» **RECORDS TO USE**:

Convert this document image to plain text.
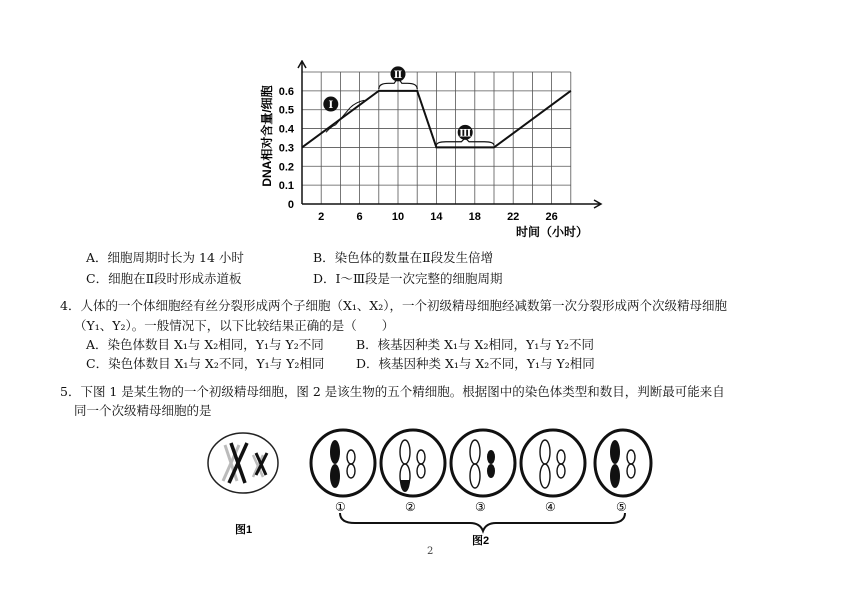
0
0.1
0.2
0.3
0.4
0.5
0.6
2	6	10 14 18 22 26
Ⅰ
Ⅱ
Ⅲ
DNA相对含量/细胞
时间（小时）
A．细胞周期时长为 14 小时	B．染色体的数量在Ⅱ段发生倍增
C．细胞在Ⅱ段时形成赤道板	D．Ⅰ～Ⅲ段是一次完整的细胞周期
4．人体的一个体细胞经有丝分裂形成两个子细胞（X₁、X₂），一个初级精母细胞经减数第一次分裂形成两个次级精母细胞
（Y₁、Y₂）。一般情况下，以下比较结果正确的是（　　）
A．染色体数目 X₁与 X₂相同，Y₁与 Y₂不同	B．核基因种类 X₁与 X₂相同，Y₁与 Y₂不同
C．染色体数目 X₁与 X₂不同，Y₁与 Y₂相同	D．核基因种类 X₁与 X₂不同，Y₁与 Y₂相同
5．下图 1 是某生物的一个初级精母细胞，图 2 是该生物的五个精细胞。根据图中的染色体类型和数目，判断最可能来自
同一个次级精母细胞的是
图1
①	②	③	④	⑤
图2
2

» **STATED EXERCISE**: Would you return the data exactly as written, without the pictures?

» **TASK RESPONSE**:
Convert this document image to plain text.
0
0.1
0.2
0.3
0.4
0.5
0.6
2	6	10 14 18 22 26
Ⅰ
Ⅱ
Ⅲ
DNA相对含量/细胞
时间（小时）
A．细胞周期时长为 14 小时	B．染色体的数量在Ⅱ段发生倍增
C．细胞在Ⅱ段时形成赤道板	D．Ⅰ～Ⅲ段是一次完整的细胞周期
4．人体的一个体细胞经有丝分裂形成两个子细胞（X₁、X₂），一个初级精母细胞经减数第一次分裂形成两个次级精母细胞
（Y₁、Y₂）。一般情况下，以下比较结果正确的是（　　）
A．染色体数目 X₁与 X₂相同，Y₁与 Y₂不同	B．核基因种类 X₁与 X₂相同，Y₁与 Y₂不同
C．染色体数目 X₁与 X₂不同，Y₁与 Y₂相同	D．核基因种类 X₁与 X₂不同，Y₁与 Y₂相同
5．下图 1 是某生物的一个初级精母细胞，图 2 是该生物的五个精细胞。根据图中的染色体类型和数目，判断最可能来自
同一个次级精母细胞的是
图1
①	②	③	④	⑤
图2
2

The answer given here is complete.